▸ INFORMATION GIVEN:
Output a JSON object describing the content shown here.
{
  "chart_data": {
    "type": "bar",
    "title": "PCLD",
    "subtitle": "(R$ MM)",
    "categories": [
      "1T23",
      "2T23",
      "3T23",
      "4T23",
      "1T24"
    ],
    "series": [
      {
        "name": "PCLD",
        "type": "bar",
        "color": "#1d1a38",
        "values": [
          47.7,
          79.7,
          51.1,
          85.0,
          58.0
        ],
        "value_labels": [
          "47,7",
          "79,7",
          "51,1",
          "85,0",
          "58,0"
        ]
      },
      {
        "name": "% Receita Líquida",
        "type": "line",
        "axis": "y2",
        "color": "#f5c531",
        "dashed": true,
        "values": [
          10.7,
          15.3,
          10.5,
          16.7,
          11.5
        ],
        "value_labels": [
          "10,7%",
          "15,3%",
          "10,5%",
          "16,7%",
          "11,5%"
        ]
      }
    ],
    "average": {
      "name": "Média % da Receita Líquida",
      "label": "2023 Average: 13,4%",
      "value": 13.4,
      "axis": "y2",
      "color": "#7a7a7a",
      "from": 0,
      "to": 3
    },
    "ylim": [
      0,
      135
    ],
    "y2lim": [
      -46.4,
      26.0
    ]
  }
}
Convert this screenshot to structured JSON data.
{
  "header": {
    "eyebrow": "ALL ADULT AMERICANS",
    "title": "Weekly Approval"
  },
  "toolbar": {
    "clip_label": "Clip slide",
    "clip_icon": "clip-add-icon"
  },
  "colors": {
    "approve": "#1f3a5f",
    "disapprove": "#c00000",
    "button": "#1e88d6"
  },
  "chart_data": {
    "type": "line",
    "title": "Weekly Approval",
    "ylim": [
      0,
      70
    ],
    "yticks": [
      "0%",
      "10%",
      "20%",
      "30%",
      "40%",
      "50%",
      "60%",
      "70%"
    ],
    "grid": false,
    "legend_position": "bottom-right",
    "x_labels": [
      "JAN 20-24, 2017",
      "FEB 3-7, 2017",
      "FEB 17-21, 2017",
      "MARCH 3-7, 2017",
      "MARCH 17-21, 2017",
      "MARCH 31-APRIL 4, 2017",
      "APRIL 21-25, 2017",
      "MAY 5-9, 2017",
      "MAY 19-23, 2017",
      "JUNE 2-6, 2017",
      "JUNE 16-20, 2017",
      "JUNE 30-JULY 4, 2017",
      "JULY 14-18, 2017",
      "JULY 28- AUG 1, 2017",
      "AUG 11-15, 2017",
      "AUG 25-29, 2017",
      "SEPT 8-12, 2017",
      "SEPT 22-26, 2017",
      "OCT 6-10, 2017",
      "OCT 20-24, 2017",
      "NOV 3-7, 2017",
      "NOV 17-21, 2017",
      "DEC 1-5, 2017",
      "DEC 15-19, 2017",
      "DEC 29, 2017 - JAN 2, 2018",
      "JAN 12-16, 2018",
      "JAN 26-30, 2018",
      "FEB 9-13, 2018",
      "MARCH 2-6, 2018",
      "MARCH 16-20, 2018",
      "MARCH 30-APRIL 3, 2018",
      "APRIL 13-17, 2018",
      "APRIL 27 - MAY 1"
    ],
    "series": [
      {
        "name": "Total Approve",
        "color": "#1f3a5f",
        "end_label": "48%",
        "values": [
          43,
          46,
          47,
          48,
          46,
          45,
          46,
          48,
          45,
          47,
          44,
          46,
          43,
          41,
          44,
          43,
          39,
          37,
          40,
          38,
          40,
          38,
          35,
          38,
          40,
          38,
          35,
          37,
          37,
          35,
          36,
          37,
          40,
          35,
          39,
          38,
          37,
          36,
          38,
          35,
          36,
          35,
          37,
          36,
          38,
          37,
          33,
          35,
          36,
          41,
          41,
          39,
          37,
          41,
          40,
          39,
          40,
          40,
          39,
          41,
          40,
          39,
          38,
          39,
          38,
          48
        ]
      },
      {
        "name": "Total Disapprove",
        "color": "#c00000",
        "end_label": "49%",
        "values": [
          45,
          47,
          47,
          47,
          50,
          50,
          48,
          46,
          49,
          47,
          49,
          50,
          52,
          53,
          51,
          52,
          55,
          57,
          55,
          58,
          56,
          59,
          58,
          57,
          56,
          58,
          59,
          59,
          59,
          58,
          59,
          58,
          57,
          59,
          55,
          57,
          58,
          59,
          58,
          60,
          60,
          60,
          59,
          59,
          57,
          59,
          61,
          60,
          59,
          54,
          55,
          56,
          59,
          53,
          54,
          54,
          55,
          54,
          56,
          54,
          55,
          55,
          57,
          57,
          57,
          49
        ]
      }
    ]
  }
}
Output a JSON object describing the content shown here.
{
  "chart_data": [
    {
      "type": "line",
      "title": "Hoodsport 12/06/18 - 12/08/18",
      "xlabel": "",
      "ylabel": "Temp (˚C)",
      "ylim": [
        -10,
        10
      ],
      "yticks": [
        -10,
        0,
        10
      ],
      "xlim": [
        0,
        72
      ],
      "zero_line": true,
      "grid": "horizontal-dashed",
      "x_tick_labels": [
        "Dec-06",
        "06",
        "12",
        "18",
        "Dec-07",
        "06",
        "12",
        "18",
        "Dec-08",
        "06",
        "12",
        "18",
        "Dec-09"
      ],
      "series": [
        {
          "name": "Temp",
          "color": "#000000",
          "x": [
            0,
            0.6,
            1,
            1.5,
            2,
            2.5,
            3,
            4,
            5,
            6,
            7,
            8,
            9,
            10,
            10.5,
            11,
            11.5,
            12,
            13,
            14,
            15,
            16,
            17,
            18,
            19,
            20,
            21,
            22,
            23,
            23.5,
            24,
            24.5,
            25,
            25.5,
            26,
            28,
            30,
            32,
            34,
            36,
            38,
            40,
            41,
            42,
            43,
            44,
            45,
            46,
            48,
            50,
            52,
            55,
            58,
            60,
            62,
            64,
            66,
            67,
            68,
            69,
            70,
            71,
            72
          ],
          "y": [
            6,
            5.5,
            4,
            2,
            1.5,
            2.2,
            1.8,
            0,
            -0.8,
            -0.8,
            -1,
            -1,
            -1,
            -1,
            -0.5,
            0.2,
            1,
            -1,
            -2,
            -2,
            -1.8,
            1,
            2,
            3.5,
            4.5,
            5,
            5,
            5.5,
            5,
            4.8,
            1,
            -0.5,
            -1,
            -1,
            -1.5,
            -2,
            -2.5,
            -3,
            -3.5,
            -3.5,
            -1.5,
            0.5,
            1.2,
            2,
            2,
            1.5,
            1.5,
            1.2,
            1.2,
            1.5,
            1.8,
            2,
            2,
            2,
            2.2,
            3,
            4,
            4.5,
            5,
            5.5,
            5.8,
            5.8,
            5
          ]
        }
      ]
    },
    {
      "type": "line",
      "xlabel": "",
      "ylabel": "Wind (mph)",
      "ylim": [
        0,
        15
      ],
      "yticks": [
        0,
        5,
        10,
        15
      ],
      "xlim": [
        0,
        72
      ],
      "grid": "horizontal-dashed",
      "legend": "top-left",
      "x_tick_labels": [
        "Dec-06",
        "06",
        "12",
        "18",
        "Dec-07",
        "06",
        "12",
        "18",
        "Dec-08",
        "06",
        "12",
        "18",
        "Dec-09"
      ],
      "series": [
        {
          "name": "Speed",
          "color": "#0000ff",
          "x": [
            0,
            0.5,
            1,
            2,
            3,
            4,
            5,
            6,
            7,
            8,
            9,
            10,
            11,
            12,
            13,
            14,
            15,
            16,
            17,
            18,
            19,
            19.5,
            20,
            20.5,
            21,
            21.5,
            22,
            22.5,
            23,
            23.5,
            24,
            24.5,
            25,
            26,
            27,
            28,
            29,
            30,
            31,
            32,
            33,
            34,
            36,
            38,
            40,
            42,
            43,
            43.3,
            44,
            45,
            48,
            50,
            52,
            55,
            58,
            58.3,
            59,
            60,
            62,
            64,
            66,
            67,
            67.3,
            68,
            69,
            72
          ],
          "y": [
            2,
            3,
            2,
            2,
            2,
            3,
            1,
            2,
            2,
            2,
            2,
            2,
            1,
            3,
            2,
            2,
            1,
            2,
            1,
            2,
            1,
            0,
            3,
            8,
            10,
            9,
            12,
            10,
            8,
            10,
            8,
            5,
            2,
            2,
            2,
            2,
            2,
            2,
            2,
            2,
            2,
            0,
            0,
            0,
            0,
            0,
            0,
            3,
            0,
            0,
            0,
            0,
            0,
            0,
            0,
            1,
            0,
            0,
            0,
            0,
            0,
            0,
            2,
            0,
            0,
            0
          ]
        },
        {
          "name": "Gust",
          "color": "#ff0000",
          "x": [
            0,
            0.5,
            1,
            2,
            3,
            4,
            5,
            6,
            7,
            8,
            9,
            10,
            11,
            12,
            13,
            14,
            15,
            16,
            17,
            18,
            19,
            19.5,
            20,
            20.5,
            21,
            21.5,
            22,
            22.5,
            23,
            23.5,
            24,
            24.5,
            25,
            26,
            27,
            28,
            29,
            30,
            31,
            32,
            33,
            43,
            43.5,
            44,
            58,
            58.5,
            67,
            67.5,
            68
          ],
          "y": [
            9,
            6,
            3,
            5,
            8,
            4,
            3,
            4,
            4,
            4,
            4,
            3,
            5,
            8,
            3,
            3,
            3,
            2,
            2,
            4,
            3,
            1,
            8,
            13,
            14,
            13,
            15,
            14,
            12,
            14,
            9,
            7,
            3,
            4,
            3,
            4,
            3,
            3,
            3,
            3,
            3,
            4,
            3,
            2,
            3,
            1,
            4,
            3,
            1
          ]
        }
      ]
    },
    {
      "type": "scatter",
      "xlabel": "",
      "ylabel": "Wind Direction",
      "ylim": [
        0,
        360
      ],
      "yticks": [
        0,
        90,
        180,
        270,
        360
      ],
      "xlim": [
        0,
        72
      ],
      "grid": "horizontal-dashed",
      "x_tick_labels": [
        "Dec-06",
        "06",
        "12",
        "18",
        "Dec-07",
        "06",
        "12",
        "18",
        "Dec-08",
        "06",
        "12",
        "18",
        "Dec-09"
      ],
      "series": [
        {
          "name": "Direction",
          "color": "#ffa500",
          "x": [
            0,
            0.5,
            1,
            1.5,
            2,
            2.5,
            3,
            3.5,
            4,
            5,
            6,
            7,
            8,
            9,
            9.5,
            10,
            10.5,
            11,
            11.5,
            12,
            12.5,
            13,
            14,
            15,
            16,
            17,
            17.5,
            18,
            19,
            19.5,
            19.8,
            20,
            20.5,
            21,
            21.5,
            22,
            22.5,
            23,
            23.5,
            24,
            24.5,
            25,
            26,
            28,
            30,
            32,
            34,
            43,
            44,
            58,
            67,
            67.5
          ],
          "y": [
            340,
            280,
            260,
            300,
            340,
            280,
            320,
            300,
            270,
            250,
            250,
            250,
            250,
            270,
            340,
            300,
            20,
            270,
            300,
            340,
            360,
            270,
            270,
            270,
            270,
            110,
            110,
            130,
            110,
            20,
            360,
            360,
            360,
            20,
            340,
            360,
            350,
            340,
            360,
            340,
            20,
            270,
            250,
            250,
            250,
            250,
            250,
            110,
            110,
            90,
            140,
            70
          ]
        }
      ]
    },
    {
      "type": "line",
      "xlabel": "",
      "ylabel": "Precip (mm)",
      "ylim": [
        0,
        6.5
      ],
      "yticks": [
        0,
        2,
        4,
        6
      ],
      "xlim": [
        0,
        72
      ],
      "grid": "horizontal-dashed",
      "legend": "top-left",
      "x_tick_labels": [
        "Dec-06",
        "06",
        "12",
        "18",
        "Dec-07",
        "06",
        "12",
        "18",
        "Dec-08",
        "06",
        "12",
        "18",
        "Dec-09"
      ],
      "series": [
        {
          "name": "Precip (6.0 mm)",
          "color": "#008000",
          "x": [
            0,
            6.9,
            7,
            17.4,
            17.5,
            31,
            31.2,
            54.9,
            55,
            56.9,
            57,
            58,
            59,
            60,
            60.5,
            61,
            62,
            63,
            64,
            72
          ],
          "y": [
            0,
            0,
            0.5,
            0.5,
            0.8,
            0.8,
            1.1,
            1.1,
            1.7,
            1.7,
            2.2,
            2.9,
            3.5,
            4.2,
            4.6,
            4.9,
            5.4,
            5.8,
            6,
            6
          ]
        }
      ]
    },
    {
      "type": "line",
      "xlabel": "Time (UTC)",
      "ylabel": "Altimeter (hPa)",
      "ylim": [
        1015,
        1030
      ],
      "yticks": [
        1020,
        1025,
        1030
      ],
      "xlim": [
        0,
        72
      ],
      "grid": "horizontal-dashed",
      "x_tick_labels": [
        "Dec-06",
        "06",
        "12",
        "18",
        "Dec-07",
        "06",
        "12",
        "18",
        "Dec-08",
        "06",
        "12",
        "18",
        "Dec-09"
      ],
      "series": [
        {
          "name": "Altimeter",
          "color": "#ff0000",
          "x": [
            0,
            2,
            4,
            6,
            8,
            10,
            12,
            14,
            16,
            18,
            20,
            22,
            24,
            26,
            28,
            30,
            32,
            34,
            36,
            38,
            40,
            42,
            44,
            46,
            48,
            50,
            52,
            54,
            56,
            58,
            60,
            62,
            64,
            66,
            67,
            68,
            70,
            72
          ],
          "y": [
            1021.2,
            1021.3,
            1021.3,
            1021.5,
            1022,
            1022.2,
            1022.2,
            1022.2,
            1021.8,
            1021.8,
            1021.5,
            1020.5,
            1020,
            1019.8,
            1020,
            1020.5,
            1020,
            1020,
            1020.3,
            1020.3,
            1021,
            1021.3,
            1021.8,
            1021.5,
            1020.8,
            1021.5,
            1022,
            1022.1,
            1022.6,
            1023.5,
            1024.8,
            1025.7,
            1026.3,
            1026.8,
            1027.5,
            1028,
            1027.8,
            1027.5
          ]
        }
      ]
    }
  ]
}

▸ WORK TO BE COMPLETED:
Gather all lines where the word "APRIL" appears.

▸ PROBLEM SOLUTION:
      "MARCH 31-APRIL 4, 2017",
      "APRIL 21-25, 2017",
      "MARCH 30-APRIL 3, 2018",
      "APRIL 13-17, 2018",
      "APRIL 27 - MAY 1"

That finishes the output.